▸ DATA SUPPLIED

## BEGIN

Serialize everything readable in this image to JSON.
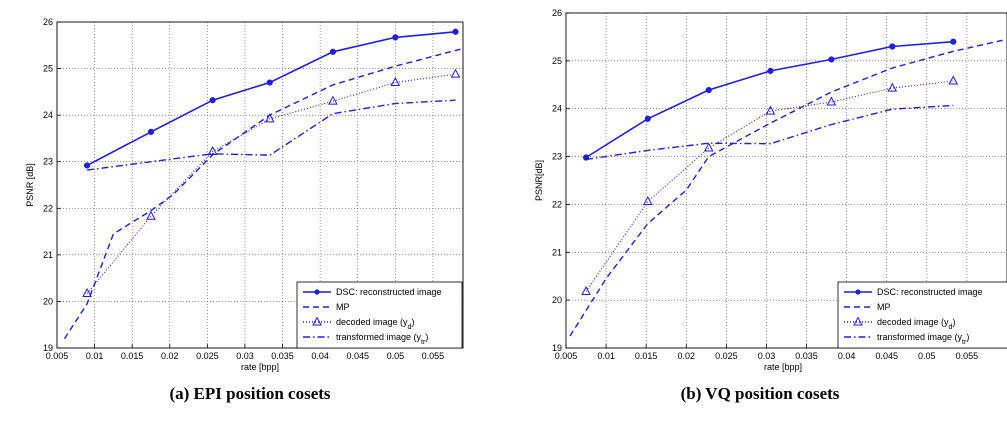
{
  "chart_data": [
    {
      "type": "line",
      "caption": "(a) EPI position cosets",
      "xlabel": "rate [bpp]",
      "ylabel": "PSNR [dB]",
      "xlim": [
        0.005,
        0.059
      ],
      "ylim": [
        19,
        26
      ],
      "xticks": [
        "0.005",
        "0.01",
        "0.015",
        "0.02",
        "0.025",
        "0.03",
        "0.035",
        "0.04",
        "0.045",
        "0.05",
        "0.055"
      ],
      "yticks": [
        "19",
        "20",
        "21",
        "22",
        "23",
        "24",
        "25",
        "26"
      ],
      "grid": true,
      "legend_position": "bottom-right",
      "colors": {
        "line": "#1f1fe0"
      },
      "series": [
        {
          "name": "DSC: reconstructed image",
          "style": "solid-dot",
          "x": [
            0.009,
            0.0175,
            0.0257,
            0.0333,
            0.0417,
            0.05,
            0.058
          ],
          "y": [
            22.92,
            23.64,
            24.32,
            24.7,
            25.36,
            25.67,
            25.79
          ]
        },
        {
          "name": "MP",
          "style": "dashed",
          "x": [
            0.006,
            0.009,
            0.0125,
            0.0175,
            0.0205,
            0.0257,
            0.0333,
            0.0417,
            0.05,
            0.059
          ],
          "y": [
            19.2,
            19.95,
            21.45,
            21.95,
            22.3,
            23.15,
            24.0,
            24.65,
            25.05,
            25.43
          ]
        },
        {
          "name": "decoded image (y_d)",
          "style": "dotted-triangle",
          "x": [
            0.009,
            0.0175,
            0.0257,
            0.0333,
            0.0417,
            0.05,
            0.058
          ],
          "y": [
            20.17,
            21.83,
            23.22,
            23.92,
            24.3,
            24.7,
            24.88
          ]
        },
        {
          "name": "transformed image (y_tr)",
          "style": "dashdot",
          "x": [
            0.009,
            0.0175,
            0.0257,
            0.0333,
            0.0417,
            0.05,
            0.058
          ],
          "y": [
            22.82,
            23.0,
            23.17,
            23.14,
            24.03,
            24.25,
            24.32
          ]
        }
      ]
    },
    {
      "type": "line",
      "caption": "(b) VQ position cosets",
      "xlabel": "rate [bpp]",
      "ylabel": "PSNR[dB]",
      "xlim": [
        0.005,
        0.06
      ],
      "ylim": [
        19,
        26
      ],
      "xticks": [
        "0.005",
        "0.01",
        "0.015",
        "0.02",
        "0.025",
        "0.03",
        "0.035",
        "0.04",
        "0.045",
        "0.05",
        "0.055"
      ],
      "yticks": [
        "19",
        "20",
        "21",
        "22",
        "23",
        "24",
        "25",
        "26"
      ],
      "grid": true,
      "legend_position": "bottom-right",
      "colors": {
        "line": "#1f1fe0"
      },
      "series": [
        {
          "name": "DSC: reconstructed image",
          "style": "solid-dot",
          "x": [
            0.0075,
            0.0152,
            0.0228,
            0.0305,
            0.0381,
            0.0457,
            0.0533
          ],
          "y": [
            22.98,
            23.79,
            24.39,
            24.79,
            25.03,
            25.3,
            25.4
          ]
        },
        {
          "name": "MP",
          "style": "dashed",
          "x": [
            0.0055,
            0.01,
            0.0152,
            0.02,
            0.0228,
            0.0305,
            0.0381,
            0.0457,
            0.0533,
            0.06
          ],
          "y": [
            19.25,
            20.45,
            21.6,
            22.3,
            23.0,
            23.7,
            24.35,
            24.85,
            25.2,
            25.45
          ]
        },
        {
          "name": "decoded image (y_d)",
          "style": "dotted-triangle",
          "x": [
            0.0075,
            0.0152,
            0.0228,
            0.0305,
            0.0381,
            0.0457,
            0.0533
          ],
          "y": [
            20.18,
            22.06,
            23.18,
            23.95,
            24.14,
            24.43,
            24.58
          ]
        },
        {
          "name": "transformed image (y_tr)",
          "style": "dashdot",
          "x": [
            0.0075,
            0.0152,
            0.0228,
            0.0305,
            0.0381,
            0.0457,
            0.0533
          ],
          "y": [
            22.94,
            23.13,
            23.28,
            23.27,
            23.67,
            23.99,
            24.07
          ]
        }
      ]
    }
  ]
}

## END

▸ BRIEF
Without the pictures, print the records in full, exactly as they appear.

▸ THE RESULT
Serialize everything readable in this image to JSON.
{
  "chart_data": [
    {
      "type": "line",
      "caption": "(a) EPI position cosets",
      "xlabel": "rate [bpp]",
      "ylabel": "PSNR [dB]",
      "xlim": [
        0.005,
        0.059
      ],
      "ylim": [
        19,
        26
      ],
      "xticks": [
        "0.005",
        "0.01",
        "0.015",
        "0.02",
        "0.025",
        "0.03",
        "0.035",
        "0.04",
        "0.045",
        "0.05",
        "0.055"
      ],
      "yticks": [
        "19",
        "20",
        "21",
        "22",
        "23",
        "24",
        "25",
        "26"
      ],
      "grid": true,
      "legend_position": "bottom-right",
      "colors": {
        "line": "#1f1fe0"
      },
      "series": [
        {
          "name": "DSC: reconstructed image",
          "style": "solid-dot",
          "x": [
            0.009,
            0.0175,
            0.0257,
            0.0333,
            0.0417,
            0.05,
            0.058
          ],
          "y": [
            22.92,
            23.64,
            24.32,
            24.7,
            25.36,
            25.67,
            25.79
          ]
        },
        {
          "name": "MP",
          "style": "dashed",
          "x": [
            0.006,
            0.009,
            0.0125,
            0.0175,
            0.0205,
            0.0257,
            0.0333,
            0.0417,
            0.05,
            0.059
          ],
          "y": [
            19.2,
            19.95,
            21.45,
            21.95,
            22.3,
            23.15,
            24.0,
            24.65,
            25.05,
            25.43
          ]
        },
        {
          "name": "decoded image (y_d)",
          "style": "dotted-triangle",
          "x": [
            0.009,
            0.0175,
            0.0257,
            0.0333,
            0.0417,
            0.05,
            0.058
          ],
          "y": [
            20.17,
            21.83,
            23.22,
            23.92,
            24.3,
            24.7,
            24.88
          ]
        },
        {
          "name": "transformed image (y_tr)",
          "style": "dashdot",
          "x": [
            0.009,
            0.0175,
            0.0257,
            0.0333,
            0.0417,
            0.05,
            0.058
          ],
          "y": [
            22.82,
            23.0,
            23.17,
            23.14,
            24.03,
            24.25,
            24.32
          ]
        }
      ]
    },
    {
      "type": "line",
      "caption": "(b) VQ position cosets",
      "xlabel": "rate [bpp]",
      "ylabel": "PSNR[dB]",
      "xlim": [
        0.005,
        0.06
      ],
      "ylim": [
        19,
        26
      ],
      "xticks": [
        "0.005",
        "0.01",
        "0.015",
        "0.02",
        "0.025",
        "0.03",
        "0.035",
        "0.04",
        "0.045",
        "0.05",
        "0.055"
      ],
      "yticks": [
        "19",
        "20",
        "21",
        "22",
        "23",
        "24",
        "25",
        "26"
      ],
      "grid": true,
      "legend_position": "bottom-right",
      "colors": {
        "line": "#1f1fe0"
      },
      "series": [
        {
          "name": "DSC: reconstructed image",
          "style": "solid-dot",
          "x": [
            0.0075,
            0.0152,
            0.0228,
            0.0305,
            0.0381,
            0.0457,
            0.0533
          ],
          "y": [
            22.98,
            23.79,
            24.39,
            24.79,
            25.03,
            25.3,
            25.4
          ]
        },
        {
          "name": "MP",
          "style": "dashed",
          "x": [
            0.0055,
            0.01,
            0.0152,
            0.02,
            0.0228,
            0.0305,
            0.0381,
            0.0457,
            0.0533,
            0.06
          ],
          "y": [
            19.25,
            20.45,
            21.6,
            22.3,
            23.0,
            23.7,
            24.35,
            24.85,
            25.2,
            25.45
          ]
        },
        {
          "name": "decoded image (y_d)",
          "style": "dotted-triangle",
          "x": [
            0.0075,
            0.0152,
            0.0228,
            0.0305,
            0.0381,
            0.0457,
            0.0533
          ],
          "y": [
            20.18,
            22.06,
            23.18,
            23.95,
            24.14,
            24.43,
            24.58
          ]
        },
        {
          "name": "transformed image (y_tr)",
          "style": "dashdot",
          "x": [
            0.0075,
            0.0152,
            0.0228,
            0.0305,
            0.0381,
            0.0457,
            0.0533
          ],
          "y": [
            22.94,
            23.13,
            23.28,
            23.27,
            23.67,
            23.99,
            24.07
          ]
        }
      ]
    }
  ]
}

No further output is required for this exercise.